WHAT TO PRODUCE → Report only how many lines of the entries below contain the string "dipole".
start
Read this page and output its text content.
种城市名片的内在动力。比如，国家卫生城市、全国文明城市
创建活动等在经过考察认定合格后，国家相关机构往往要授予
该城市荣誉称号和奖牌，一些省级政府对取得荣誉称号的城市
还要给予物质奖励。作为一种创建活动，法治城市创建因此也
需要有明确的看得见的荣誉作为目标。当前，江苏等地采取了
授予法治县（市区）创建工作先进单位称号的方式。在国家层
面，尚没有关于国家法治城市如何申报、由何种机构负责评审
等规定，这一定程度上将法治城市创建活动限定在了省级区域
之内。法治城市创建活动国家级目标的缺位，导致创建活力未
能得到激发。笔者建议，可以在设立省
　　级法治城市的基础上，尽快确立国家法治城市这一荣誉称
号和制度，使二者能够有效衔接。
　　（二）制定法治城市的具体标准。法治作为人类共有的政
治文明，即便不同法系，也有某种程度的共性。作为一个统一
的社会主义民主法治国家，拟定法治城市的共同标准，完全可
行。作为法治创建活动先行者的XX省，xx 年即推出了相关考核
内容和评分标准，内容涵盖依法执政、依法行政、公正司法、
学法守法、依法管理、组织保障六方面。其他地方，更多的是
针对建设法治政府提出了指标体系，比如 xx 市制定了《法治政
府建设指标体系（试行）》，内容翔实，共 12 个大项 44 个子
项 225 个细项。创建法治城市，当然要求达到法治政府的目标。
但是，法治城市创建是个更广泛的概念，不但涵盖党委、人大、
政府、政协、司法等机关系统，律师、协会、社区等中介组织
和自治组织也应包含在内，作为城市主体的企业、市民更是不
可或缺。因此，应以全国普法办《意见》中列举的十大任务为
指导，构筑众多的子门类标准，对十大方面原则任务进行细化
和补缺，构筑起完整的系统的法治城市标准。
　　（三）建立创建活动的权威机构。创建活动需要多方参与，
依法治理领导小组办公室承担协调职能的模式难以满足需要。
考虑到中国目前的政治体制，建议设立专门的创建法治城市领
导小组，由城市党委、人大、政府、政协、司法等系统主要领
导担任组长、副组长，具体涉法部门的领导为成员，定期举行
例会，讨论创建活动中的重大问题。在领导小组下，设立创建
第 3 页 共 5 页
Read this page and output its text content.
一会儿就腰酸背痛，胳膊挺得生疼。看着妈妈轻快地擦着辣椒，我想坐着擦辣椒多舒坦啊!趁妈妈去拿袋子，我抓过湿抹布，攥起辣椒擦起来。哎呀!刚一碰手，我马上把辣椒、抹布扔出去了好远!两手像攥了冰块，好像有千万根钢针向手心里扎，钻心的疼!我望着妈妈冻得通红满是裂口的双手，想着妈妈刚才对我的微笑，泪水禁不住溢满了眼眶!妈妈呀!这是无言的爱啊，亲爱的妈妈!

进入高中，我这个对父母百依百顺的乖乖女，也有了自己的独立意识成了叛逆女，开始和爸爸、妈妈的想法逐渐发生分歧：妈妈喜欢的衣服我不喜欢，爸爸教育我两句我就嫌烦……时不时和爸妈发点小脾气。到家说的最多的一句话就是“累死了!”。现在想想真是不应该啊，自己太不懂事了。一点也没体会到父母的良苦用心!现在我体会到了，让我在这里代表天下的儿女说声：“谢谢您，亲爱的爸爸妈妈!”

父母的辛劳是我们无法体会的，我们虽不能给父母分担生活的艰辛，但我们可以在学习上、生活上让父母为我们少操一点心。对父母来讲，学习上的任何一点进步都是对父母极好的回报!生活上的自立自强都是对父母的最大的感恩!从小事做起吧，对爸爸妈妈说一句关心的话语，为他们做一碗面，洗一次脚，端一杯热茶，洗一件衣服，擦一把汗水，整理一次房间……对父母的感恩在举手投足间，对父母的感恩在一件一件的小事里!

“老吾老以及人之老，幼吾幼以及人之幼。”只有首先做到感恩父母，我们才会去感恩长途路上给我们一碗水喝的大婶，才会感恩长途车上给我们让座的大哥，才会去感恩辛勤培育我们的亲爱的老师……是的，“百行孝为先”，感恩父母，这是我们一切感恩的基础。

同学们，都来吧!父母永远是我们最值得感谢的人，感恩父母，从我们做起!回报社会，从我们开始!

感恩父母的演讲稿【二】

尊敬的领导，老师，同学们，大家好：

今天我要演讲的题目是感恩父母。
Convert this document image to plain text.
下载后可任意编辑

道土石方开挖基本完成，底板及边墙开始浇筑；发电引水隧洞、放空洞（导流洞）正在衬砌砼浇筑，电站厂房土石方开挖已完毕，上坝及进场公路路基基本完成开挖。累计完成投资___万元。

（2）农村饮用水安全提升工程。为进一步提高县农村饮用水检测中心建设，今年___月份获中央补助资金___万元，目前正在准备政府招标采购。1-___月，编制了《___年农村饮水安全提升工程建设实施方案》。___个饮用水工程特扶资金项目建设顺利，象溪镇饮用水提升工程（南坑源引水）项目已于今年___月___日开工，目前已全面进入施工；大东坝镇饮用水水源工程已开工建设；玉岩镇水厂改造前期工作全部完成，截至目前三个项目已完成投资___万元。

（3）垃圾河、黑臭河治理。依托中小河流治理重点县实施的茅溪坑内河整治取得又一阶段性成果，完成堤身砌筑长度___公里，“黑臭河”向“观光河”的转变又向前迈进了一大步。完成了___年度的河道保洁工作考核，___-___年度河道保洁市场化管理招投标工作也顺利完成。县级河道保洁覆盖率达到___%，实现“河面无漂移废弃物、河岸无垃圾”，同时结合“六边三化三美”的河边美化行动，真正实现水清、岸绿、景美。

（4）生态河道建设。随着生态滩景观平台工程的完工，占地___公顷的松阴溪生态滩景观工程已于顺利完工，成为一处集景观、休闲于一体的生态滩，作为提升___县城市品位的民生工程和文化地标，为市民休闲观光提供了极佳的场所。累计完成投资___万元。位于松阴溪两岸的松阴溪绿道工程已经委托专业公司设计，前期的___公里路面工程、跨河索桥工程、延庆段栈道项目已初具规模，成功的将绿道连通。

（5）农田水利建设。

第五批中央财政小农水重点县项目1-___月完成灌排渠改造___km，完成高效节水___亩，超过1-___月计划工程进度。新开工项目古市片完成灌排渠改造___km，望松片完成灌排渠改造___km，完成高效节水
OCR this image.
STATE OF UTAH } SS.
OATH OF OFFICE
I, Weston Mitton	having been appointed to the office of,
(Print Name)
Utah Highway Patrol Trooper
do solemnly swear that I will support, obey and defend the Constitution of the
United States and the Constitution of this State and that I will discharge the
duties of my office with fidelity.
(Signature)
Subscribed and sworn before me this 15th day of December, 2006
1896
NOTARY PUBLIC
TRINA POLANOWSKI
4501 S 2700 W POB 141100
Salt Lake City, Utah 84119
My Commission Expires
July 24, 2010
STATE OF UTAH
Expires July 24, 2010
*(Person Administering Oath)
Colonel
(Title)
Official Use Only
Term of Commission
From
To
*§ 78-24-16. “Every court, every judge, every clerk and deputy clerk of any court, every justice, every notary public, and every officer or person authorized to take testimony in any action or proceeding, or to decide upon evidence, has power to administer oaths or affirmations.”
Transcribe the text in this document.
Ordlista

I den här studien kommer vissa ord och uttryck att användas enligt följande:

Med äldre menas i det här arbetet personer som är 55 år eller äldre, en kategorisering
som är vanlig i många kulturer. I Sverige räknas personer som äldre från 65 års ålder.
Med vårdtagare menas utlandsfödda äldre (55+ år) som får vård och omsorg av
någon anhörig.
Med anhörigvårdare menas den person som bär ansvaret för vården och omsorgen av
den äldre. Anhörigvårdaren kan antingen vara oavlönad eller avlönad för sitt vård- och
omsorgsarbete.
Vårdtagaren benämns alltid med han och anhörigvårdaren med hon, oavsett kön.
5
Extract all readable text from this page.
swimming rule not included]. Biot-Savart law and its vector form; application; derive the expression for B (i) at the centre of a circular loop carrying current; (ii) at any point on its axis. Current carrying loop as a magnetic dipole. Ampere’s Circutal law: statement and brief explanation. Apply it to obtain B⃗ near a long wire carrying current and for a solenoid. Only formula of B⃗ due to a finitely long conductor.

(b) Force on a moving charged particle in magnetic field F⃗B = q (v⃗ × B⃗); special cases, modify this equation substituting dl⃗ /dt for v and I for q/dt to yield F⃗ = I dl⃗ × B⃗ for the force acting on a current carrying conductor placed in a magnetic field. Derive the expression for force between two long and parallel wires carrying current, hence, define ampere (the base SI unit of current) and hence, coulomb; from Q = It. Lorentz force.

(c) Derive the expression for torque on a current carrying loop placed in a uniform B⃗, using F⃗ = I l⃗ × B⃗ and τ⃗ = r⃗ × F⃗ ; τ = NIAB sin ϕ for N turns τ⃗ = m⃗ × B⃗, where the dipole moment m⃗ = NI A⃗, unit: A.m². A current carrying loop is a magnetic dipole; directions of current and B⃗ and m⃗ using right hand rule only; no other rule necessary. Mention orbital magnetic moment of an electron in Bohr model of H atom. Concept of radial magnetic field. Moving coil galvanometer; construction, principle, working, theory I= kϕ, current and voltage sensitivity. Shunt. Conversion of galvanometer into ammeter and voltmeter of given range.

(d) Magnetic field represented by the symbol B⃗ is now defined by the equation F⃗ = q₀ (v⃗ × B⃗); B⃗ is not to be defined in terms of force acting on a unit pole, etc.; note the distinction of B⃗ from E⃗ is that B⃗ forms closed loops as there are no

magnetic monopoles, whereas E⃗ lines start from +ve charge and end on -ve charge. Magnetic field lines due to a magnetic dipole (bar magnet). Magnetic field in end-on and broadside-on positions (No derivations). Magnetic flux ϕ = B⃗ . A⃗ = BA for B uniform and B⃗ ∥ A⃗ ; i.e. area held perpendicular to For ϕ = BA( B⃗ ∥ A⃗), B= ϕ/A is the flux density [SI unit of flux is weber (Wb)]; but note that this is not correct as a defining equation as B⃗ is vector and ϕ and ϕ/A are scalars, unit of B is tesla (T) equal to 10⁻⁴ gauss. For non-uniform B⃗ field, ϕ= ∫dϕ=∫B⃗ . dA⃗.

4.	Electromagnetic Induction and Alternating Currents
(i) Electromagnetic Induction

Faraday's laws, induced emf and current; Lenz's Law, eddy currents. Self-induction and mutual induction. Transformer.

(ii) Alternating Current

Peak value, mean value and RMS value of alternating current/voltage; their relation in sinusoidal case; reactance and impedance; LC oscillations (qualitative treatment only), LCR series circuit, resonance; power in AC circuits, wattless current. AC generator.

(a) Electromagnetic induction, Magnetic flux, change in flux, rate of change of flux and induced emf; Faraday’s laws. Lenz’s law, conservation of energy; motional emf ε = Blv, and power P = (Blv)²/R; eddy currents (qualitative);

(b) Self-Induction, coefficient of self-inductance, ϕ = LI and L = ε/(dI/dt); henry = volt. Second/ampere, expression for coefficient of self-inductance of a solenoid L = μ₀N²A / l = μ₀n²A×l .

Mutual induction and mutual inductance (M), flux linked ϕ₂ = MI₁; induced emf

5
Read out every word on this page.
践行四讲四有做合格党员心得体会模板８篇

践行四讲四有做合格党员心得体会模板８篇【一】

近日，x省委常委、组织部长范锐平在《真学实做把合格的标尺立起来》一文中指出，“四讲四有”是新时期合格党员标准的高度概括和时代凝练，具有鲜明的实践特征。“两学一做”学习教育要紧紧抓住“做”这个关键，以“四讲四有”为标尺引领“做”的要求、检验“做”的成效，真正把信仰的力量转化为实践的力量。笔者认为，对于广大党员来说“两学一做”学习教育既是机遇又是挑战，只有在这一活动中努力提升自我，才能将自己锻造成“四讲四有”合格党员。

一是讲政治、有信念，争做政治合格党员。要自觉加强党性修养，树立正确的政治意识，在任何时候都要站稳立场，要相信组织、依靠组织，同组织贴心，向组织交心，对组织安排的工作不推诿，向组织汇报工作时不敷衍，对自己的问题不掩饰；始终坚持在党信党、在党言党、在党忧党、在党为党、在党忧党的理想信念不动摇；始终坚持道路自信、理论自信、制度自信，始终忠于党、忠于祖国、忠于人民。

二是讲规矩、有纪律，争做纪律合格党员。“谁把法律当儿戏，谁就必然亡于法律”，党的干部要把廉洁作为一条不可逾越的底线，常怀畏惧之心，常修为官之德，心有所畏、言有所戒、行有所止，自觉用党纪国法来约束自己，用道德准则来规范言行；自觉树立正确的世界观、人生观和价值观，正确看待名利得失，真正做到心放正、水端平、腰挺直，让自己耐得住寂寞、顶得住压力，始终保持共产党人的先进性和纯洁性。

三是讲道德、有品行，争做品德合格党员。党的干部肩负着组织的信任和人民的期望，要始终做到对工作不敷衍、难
end
FINAL RESULT → 3